◆ **Text extract**
=-=-=-=-=

Echoing the last dictatorship, Argentine Justice Minister slams ‘politicization’ at IACHR.

Argentine Justice Minister Germán Garavano criticized the Inter-American Commission on Human Rights (IACHR) after the organization called on member countries to provide financial support in view of the institution’s precarious financial situation.

In a column published yesterday, Garavano criticized the IAHCR’s “weaknesses” and while conceding the organization should be supported, asserted that it should be done so only “as part of a wider human rights policy, without sectoral interests.”

“We can’t deny the positive impacts the IAHCR has had in Latin America since it was created,” Garavano wrote. “Its work on forced disappearances, extrajudicial executions and torture have been relevant. It has also set standards and has collaborated on the development on public policies over freedom of speech and protection of vulnerable groups.”

Garavano, however, argued that “weaknesses” of the IACHR also need to be stressed — weaknesses that, according to him, include delays in legal proceedings, “politicization” of some issues. and what he referred to as the organization’s “double-standards.”

=-=-=-=-=

◆ **Provided data**

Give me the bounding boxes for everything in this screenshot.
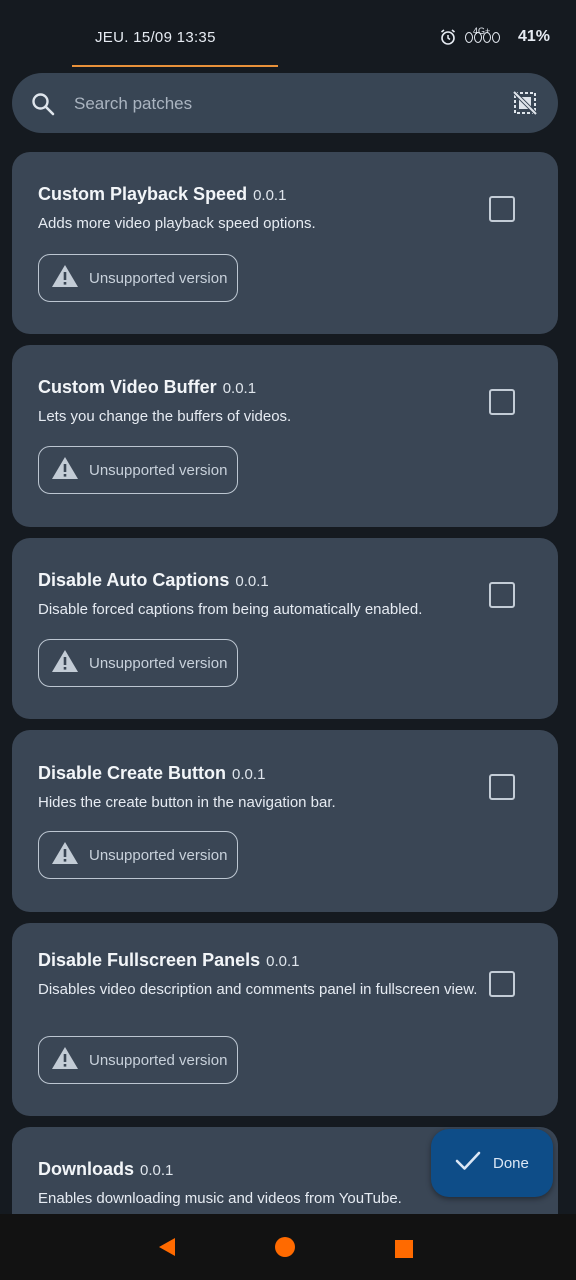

=-=-=-=-=

◆ **Task set**
**A.** Render this sentence from the article on Argentina's justice minister and the IACHR in Spanish: "Argentine Justice Minister Germán Garavano criticized the Inter-American Commission on Human Rights (IACHR) after the organization called on member countries to provide financial support in view of the institution’s precarious financial situation."
**B.** List every weakness of the IACHR that Garavano names in the article on his criticism of the commission.
**C.** Resume the article on Garavano's criticism of the IACHR, starting after its final sentence.

◆ **The replies**
**A.** El ministro de Justicia argentino, Germán Garavano, criticó a la Comisión Interamericana de Derechos Humanos (CIDH) después de que el organismo instara a los países miembros a brindar apoyo financiero en vista de la precaria situación financiera de la institución.

**B.**
- Delays in legal proceedings
- "Politicization" of some issues
- The organization's "double-standards"

**C.**
Like Amnesty International and other leading international human rights watchdogs, the IAHCR has been critical of the right-wing Macri administration for among other things the continued detention without trial of indigenous community organizer Milagro Sala after five months, decrees limiting the right to protest, and a recent bill that would, if passed, criminalize publication by journalists of any personal financial data of Macri officials (many of whom have been implicated in the Panama Papers scandal).

The IAHCR first earned renown in Argentina during its 1979 fact-finding mission commissioned to assess the extent of the massive human rights atrocities that had recently been committed by the dictatorship of Gen. Jorge Videla. The presence of the commission was deeply resented by both the Videla regime and its supporters, which frequently accused the IAHCR of being likewise “politicized.”